§ Prompt
Print the records below exactly; all of them are needed.

--- START ---

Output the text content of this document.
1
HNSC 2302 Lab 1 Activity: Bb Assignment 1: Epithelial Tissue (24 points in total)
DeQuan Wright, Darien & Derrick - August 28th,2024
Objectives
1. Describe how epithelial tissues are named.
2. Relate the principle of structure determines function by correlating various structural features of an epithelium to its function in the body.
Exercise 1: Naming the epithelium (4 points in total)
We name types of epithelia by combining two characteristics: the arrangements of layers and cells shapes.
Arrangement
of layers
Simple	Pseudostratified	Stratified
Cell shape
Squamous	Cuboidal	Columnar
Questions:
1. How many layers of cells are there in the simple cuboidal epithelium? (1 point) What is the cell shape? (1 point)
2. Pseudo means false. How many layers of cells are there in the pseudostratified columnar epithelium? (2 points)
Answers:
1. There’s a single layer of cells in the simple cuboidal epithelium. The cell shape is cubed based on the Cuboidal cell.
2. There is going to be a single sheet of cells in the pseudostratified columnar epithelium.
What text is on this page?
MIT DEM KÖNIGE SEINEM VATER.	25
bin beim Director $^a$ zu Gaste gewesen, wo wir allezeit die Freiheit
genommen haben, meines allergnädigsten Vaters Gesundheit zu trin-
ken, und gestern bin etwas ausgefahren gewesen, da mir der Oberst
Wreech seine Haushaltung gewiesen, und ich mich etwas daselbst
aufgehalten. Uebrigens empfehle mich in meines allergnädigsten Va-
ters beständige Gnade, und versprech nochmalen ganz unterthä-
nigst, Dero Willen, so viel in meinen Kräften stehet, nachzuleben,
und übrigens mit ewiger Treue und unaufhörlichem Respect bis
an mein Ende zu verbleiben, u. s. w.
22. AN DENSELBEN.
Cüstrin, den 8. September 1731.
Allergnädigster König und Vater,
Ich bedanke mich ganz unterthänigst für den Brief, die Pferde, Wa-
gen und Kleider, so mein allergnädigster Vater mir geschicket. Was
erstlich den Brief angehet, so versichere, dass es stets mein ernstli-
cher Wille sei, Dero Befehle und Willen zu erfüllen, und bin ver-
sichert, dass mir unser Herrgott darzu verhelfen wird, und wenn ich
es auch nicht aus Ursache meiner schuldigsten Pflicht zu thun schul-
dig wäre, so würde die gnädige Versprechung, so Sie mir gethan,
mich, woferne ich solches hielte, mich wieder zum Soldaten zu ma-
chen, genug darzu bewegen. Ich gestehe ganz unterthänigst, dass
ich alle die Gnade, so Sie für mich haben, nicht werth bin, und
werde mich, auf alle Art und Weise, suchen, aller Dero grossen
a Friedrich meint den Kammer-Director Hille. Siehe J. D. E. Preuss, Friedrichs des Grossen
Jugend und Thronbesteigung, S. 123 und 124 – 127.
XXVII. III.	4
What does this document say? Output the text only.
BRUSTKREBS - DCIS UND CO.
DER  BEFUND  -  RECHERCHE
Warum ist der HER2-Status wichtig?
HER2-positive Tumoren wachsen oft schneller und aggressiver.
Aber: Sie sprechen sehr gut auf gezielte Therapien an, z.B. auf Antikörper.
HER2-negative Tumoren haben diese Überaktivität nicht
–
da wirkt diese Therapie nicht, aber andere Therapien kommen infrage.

--- END ---

§ Solution for this task
Output the text content of this document.
1
HNSC 2302 Lab 1 Activity: Bb Assignment 1: Epithelial Tissue (24 points in total)
DeQuan Wright, Darien & Derrick - August 28th,2024
Objectives
1. Describe how epithelial tissues are named.
2. Relate the principle of structure determines function by correlating various structural features of an epithelium to its function in the body.
Exercise 1: Naming the epithelium (4 points in total)
We name types of epithelia by combining two characteristics: the arrangements of layers and cells shapes.
Arrangement
of layers
Simple	Pseudostratified	Stratified
Cell shape
Squamous	Cuboidal	Columnar
Questions:
1. How many layers of cells are there in the simple cuboidal epithelium? (1 point) What is the cell shape? (1 point)
2. Pseudo means false. How many layers of cells are there in the pseudostratified columnar epithelium? (2 points)
Answers:
1. There’s a single layer of cells in the simple cuboidal epithelium. The cell shape is cubed based on the Cuboidal cell.
2. There is going to be a single sheet of cells in the pseudostratified columnar epithelium.
What text is on this page?
MIT DEM KÖNIGE SEINEM VATER.	25
bin beim Director $^a$ zu Gaste gewesen, wo wir allezeit die Freiheit
genommen haben, meines allergnädigsten Vaters Gesundheit zu trin-
ken, und gestern bin etwas ausgefahren gewesen, da mir der Oberst
Wreech seine Haushaltung gewiesen, und ich mich etwas daselbst
aufgehalten. Uebrigens empfehle mich in meines allergnädigsten Va-
ters beständige Gnade, und versprech nochmalen ganz unterthä-
nigst, Dero Willen, so viel in meinen Kräften stehet, nachzuleben,
und übrigens mit ewiger Treue und unaufhörlichem Respect bis
an mein Ende zu verbleiben, u. s. w.
22. AN DENSELBEN.
Cüstrin, den 8. September 1731.
Allergnädigster König und Vater,
Ich bedanke mich ganz unterthänigst für den Brief, die Pferde, Wa-
gen und Kleider, so mein allergnädigster Vater mir geschicket. Was
erstlich den Brief angehet, so versichere, dass es stets mein ernstli-
cher Wille sei, Dero Befehle und Willen zu erfüllen, und bin ver-
sichert, dass mir unser Herrgott darzu verhelfen wird, und wenn ich
es auch nicht aus Ursache meiner schuldigsten Pflicht zu thun schul-
dig wäre, so würde die gnädige Versprechung, so Sie mir gethan,
mich, woferne ich solches hielte, mich wieder zum Soldaten zu ma-
chen, genug darzu bewegen. Ich gestehe ganz unterthänigst, dass
ich alle die Gnade, so Sie für mich haben, nicht werth bin, und
werde mich, auf alle Art und Weise, suchen, aller Dero grossen
a Friedrich meint den Kammer-Director Hille. Siehe J. D. E. Preuss, Friedrichs des Grossen
Jugend und Thronbesteigung, S. 123 und 124 – 127.
XXVII. III.	4
What does this document say? Output the text only.
BRUSTKREBS - DCIS UND CO.
DER  BEFUND  -  RECHERCHE
Warum ist der HER2-Status wichtig?
HER2-positive Tumoren wachsen oft schneller und aggressiver.
Aber: Sie sprechen sehr gut auf gezielte Therapien an, z.B. auf Antikörper.
HER2-negative Tumoren haben diese Überaktivität nicht
–
da wirkt diese Therapie nicht, aber andere Therapien kommen infrage.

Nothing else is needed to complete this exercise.